§ **PROBLEM TO WORK ON**:
Find every line of the listing below where "Interés" appears, and copy it.
• • • •
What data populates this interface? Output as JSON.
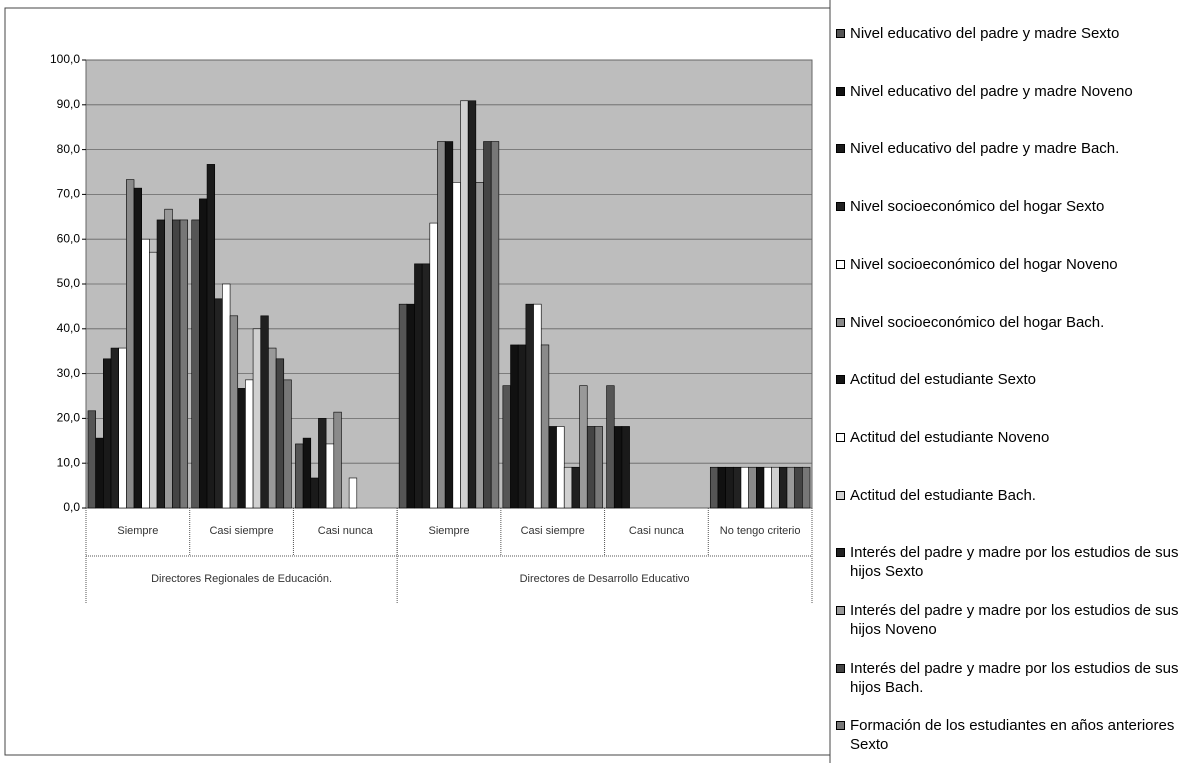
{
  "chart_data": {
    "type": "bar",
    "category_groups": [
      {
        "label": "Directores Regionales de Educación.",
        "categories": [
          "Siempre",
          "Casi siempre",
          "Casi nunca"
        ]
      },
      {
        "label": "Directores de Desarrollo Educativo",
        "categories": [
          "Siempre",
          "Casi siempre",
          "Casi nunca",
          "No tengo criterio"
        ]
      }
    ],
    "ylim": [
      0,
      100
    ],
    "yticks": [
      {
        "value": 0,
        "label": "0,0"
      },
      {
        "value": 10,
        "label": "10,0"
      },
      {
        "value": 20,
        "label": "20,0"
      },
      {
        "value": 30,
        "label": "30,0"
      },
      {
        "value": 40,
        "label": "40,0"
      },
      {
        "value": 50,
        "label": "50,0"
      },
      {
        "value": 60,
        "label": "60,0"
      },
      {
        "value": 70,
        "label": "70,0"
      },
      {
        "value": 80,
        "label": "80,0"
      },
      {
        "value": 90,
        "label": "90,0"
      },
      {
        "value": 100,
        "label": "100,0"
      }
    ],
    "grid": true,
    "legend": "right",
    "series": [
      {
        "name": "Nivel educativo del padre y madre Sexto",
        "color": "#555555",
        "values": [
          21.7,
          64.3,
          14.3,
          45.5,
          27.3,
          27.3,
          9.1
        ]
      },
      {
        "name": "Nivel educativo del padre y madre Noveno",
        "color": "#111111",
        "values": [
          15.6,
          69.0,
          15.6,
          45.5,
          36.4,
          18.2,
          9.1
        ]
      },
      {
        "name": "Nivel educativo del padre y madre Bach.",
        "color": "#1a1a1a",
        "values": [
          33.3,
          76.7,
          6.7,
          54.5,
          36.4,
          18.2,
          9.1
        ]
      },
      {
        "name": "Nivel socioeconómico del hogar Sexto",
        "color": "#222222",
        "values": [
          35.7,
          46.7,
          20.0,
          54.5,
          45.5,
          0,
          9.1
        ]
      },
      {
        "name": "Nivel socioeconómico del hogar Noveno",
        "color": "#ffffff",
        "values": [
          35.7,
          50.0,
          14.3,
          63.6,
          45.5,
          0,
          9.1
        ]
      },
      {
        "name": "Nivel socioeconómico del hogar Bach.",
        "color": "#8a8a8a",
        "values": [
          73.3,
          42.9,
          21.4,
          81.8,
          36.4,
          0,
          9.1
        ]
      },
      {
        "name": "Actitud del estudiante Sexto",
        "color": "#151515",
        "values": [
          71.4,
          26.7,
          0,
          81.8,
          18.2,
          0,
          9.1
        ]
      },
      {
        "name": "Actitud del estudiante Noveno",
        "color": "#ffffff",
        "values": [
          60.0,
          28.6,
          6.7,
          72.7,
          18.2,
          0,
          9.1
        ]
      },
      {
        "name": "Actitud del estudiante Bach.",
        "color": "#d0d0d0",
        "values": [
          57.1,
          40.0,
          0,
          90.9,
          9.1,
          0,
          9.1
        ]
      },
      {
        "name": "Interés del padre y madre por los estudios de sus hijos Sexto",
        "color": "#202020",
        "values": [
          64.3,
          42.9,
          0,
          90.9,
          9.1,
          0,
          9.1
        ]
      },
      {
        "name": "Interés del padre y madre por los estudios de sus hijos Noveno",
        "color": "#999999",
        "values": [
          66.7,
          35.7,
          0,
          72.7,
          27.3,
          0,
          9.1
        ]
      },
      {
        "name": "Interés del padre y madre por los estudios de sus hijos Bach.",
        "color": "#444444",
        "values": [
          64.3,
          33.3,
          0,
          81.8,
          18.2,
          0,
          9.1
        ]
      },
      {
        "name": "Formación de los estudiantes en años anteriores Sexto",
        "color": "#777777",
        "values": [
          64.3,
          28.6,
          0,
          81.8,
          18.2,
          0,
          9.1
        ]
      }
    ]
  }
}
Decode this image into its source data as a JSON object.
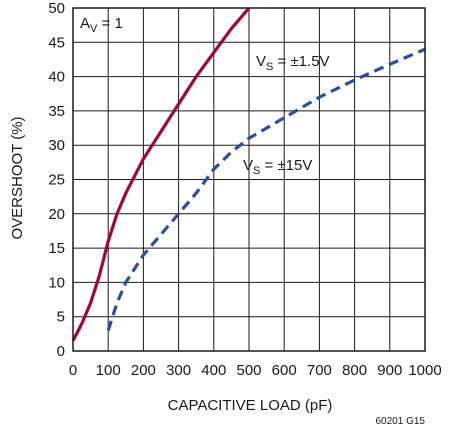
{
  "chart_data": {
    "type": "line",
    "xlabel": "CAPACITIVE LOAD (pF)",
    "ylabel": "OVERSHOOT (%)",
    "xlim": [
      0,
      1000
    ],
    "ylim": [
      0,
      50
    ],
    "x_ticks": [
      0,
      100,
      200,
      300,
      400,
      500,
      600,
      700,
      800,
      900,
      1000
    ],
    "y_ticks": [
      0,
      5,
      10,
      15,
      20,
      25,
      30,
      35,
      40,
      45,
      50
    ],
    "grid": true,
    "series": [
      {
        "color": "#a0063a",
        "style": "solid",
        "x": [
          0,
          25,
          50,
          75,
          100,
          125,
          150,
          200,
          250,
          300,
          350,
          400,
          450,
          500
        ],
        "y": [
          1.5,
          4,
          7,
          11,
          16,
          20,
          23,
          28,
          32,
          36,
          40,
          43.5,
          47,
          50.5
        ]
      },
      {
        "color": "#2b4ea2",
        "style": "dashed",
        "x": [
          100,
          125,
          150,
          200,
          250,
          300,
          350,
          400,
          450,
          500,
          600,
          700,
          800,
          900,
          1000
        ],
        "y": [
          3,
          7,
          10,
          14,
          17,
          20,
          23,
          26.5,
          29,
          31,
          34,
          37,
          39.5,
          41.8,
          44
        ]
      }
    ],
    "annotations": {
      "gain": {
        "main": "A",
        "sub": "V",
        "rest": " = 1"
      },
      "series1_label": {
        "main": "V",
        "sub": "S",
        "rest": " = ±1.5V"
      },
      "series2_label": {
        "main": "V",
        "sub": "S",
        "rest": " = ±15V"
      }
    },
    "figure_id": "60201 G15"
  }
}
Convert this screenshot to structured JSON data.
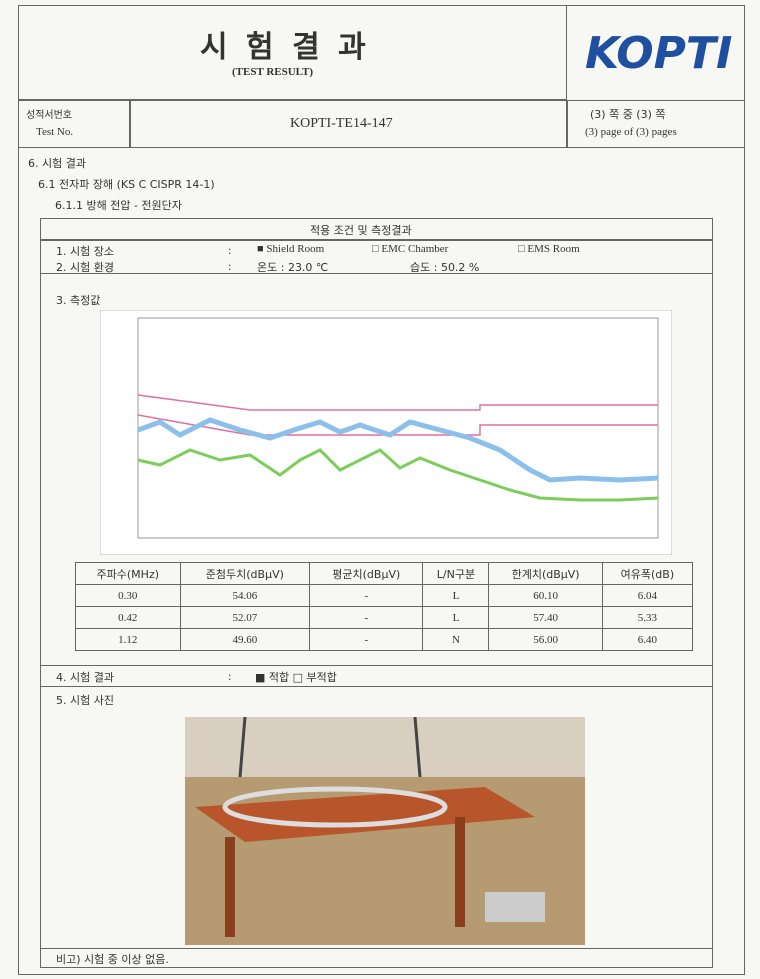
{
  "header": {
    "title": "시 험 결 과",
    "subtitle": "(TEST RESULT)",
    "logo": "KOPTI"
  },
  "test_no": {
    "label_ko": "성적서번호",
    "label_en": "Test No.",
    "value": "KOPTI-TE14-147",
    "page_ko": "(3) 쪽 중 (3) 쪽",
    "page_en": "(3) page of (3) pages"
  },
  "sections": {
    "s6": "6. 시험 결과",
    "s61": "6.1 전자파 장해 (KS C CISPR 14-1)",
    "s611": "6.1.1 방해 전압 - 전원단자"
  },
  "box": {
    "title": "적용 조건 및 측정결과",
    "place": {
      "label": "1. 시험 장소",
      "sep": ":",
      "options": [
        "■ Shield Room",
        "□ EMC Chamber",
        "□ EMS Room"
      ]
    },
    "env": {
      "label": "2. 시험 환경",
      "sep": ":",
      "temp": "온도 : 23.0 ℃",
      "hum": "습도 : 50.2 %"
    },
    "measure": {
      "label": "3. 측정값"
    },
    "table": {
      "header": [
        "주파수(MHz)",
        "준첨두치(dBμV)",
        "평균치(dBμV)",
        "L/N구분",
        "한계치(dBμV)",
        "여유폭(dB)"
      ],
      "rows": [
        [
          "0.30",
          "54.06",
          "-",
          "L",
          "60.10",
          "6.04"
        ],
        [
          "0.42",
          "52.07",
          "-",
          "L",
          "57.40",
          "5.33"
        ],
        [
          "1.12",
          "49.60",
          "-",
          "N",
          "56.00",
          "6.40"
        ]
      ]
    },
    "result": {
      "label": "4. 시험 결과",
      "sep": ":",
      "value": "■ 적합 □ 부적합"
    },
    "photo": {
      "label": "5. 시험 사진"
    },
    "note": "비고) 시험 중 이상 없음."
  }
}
• • • •
§ **RESPONSE**:
        "name": "Interés del padre y madre por los estudios de sus hijos Sexto",
        "name": "Interés del padre y madre por los estudios de sus hijos Noveno",
        "name": "Interés del padre y madre por los estudios de sus hijos Bach.",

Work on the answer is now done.